PROVIDED MATERIAL
******************************
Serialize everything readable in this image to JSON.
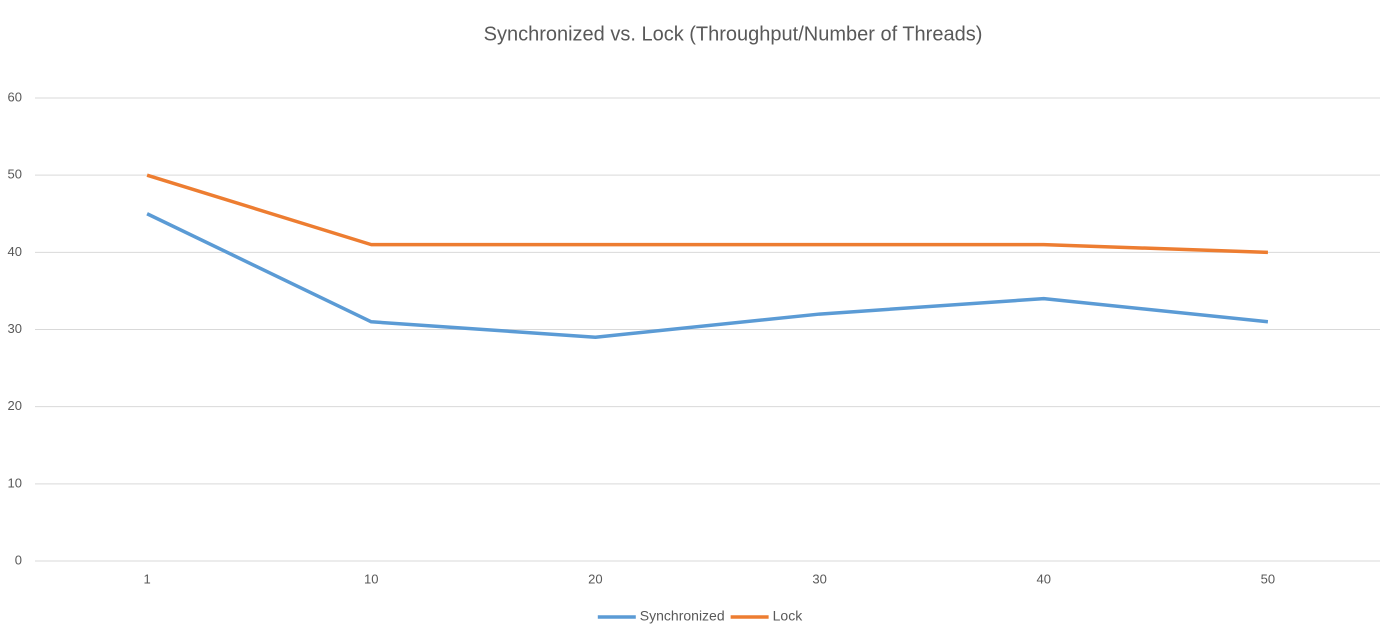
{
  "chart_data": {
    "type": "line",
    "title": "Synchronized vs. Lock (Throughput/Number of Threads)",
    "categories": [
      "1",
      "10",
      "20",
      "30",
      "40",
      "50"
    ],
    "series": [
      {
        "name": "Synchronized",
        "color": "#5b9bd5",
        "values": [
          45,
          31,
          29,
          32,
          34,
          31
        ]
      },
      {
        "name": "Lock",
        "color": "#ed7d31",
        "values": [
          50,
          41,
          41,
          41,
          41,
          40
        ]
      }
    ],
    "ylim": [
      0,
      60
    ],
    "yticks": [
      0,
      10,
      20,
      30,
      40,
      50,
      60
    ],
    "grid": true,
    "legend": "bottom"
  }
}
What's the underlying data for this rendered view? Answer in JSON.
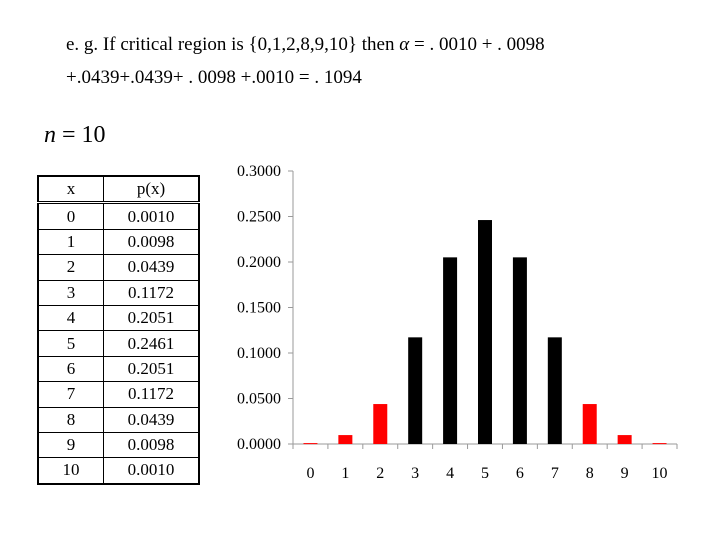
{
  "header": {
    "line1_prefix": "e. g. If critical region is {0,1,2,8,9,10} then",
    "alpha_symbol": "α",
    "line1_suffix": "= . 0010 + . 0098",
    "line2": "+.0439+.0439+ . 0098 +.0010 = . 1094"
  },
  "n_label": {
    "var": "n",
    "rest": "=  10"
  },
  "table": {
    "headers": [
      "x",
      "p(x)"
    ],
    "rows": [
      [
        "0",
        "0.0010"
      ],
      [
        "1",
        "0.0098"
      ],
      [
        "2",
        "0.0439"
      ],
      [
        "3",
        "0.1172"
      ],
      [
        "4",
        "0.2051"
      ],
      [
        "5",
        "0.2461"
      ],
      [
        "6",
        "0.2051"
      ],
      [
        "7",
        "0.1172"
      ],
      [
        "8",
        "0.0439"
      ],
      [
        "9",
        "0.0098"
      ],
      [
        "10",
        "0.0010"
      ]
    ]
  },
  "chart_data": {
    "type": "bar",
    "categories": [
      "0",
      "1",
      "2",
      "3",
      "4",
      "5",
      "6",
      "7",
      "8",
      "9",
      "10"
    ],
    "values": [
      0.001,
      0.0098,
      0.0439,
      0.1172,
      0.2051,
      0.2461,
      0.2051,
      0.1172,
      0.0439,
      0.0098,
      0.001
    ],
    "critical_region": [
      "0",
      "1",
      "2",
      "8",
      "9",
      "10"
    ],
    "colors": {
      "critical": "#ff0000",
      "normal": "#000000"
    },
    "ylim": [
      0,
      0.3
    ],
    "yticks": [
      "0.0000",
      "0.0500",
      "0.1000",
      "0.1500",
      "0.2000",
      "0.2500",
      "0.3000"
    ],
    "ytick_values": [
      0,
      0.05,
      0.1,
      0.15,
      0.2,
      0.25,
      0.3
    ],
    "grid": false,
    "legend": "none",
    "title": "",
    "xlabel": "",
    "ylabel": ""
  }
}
******************************
Copy all lines above containing the string "JSON".

Serialize everything readable in this image to JSON.
What's the underlying data for this rendered view? Answer in JSON.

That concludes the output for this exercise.